**Consigne**
Recopiez fidèlement le passage du texte sur les droits des travailleurs au Myanmar compris entre « Violation des droits » et « le coup d’état. », ces deux segments inclus.

**Section du document**
━━━
Violation des droits des travailleurs au Myanmar

La junte militaire a intensifié ses violentes attaques contre les travailleurs et les syndicalistes au Myanmar. Une action concertée de la communauté internationale pour exiger la libération de tous les prisonniers politiques reste la priorité absolue.

Par Wulan Dari | Apheda

Union Aid Abroad-APHEDA (Australie) et Mondiaal FNV (the Netherlands) ont produit une infographie sur la situation dans le pays. Bien que les statistiques présentées dans le documents ne reflètent pas les chiffres réels, qui sont plus élevés que les données enregistrées, celui-ci illustre néanmoins l’ampleur massive des attaques contre les travailleurs et les syndicalistes après le coup d’état.

L’infographie liste le nombre de travailleurs suspendus, licenciés, arrêtés et tués par secteur dans le pays. Elle dresse également la liste des entreprises nationales et des multinationales travaillant dans le pays par propriétaire et par investisseur.

L’indice des droits dans le monde 2021 de la CSI classe le Myanmar parmi les pires pays pour les travailleurs, ce qui constitue un recul important par rapport aux résultats obtenus au cours de la décennie de transition vers la démocratie (2011-2021). Une des priorités restantes est de continuer à organiser une action concertée de la communauté internationale pour faire pression sur la junte et exiger la libération de tous les prisonniers politiques.

Parallèlement, l’accès à la justice et aux voies de recours pour les victimes d’exécutions extrajudiciaires et de détentions arbitraires est un domaine sur lequel la communauté internationale doit également se concentrer. La communauté internationale, les syndicats du Myanmar et le gouvernement parallèle d’unité nationale doivent entamer une discussion sur les mesures visant à réformer le droit et les institutions juridiques du Myanmar et sur un mécanisme permettant de tenir l’administration de la junte, le Conseil d’administration de l’État, responsables d’actions contre les droits de l’homme. Tout cela, dans le cadre du rétablissement de la démocratie et de la garantie des droits à la liberté d’association.

La situation dans le pays à ce jour

La junte applique des lois héritées de l’ère coloniale telles que le Code pénal et la loi sur les associations illégales. Ces deux textes ont été fréquemment utilisés pour emprisonner les travailleurs et les syndicalistes, qui participent activement au mouvement de désobéissance civile, avec une peine minimale de trois ans de prison.
━━━
**Extrait des données**
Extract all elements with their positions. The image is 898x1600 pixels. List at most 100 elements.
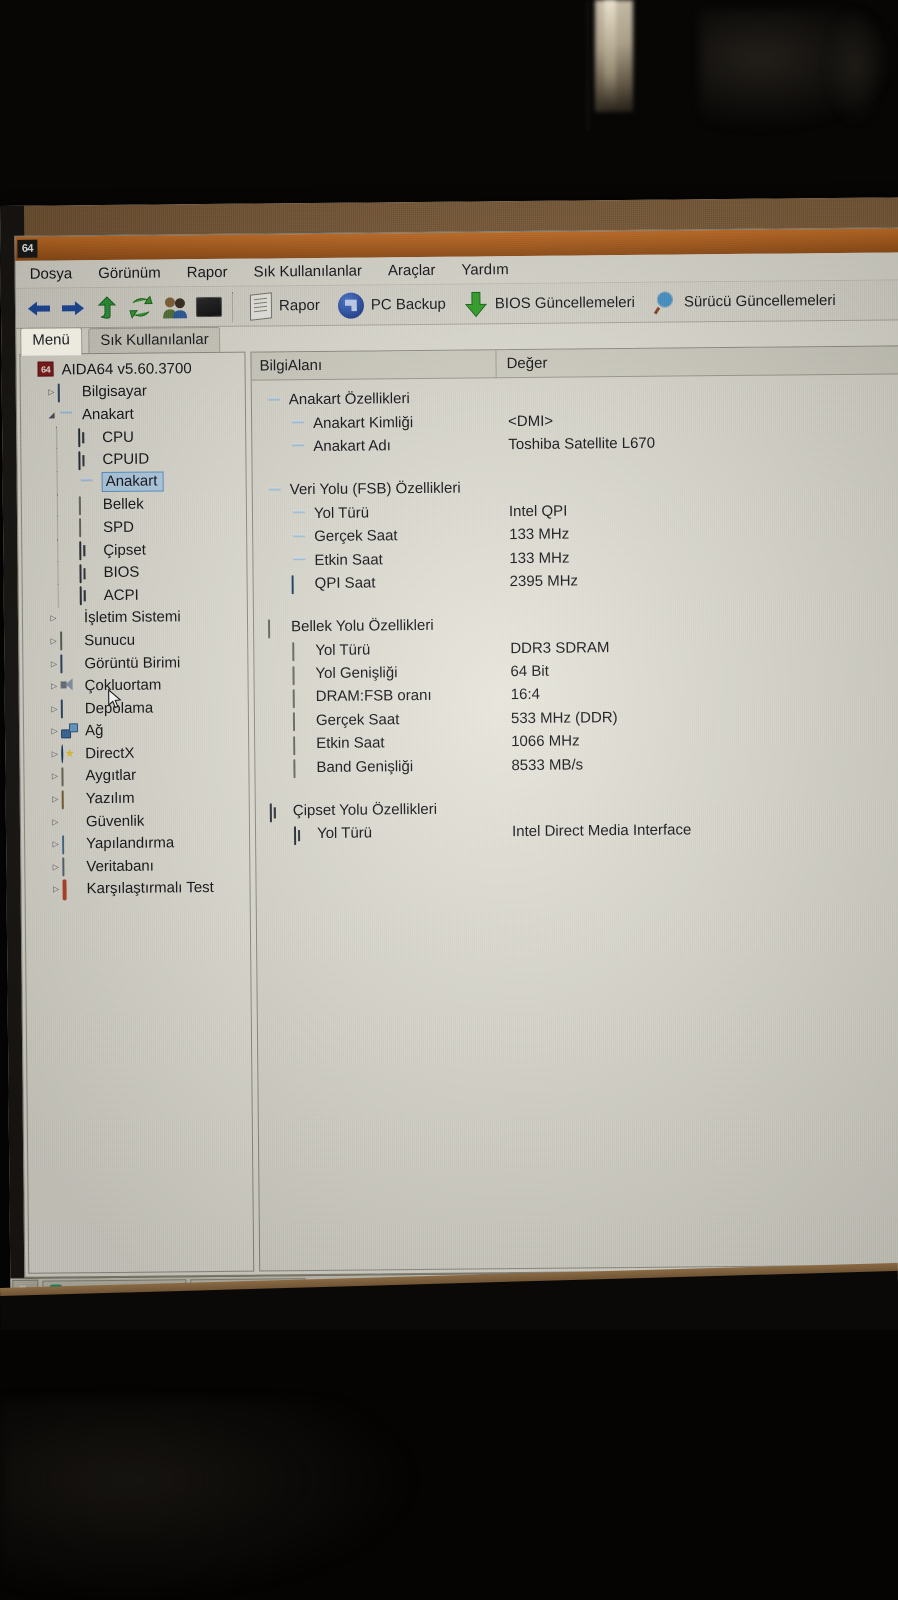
━━━
**Réponse rédigée**
Violation des droits des travailleurs au Myanmar

La junte militaire a intensifié ses violentes attaques contre les travailleurs et les syndicalistes au Myanmar. Une action concertée de la communauté internationale pour exiger la libération de tous les prisonniers politiques reste la priorité absolue.

Par Wulan Dari | Apheda

Union Aid Abroad-APHEDA (Australie) et Mondiaal FNV (the Netherlands) ont produit une infographie sur la situation dans le pays. Bien que les statistiques présentées dans le documents ne reflètent pas les chiffres réels, qui sont plus élevés que les données enregistrées, celui-ci illustre néanmoins l’ampleur massive des attaques contre les travailleurs et les syndicalistes après le coup d’état.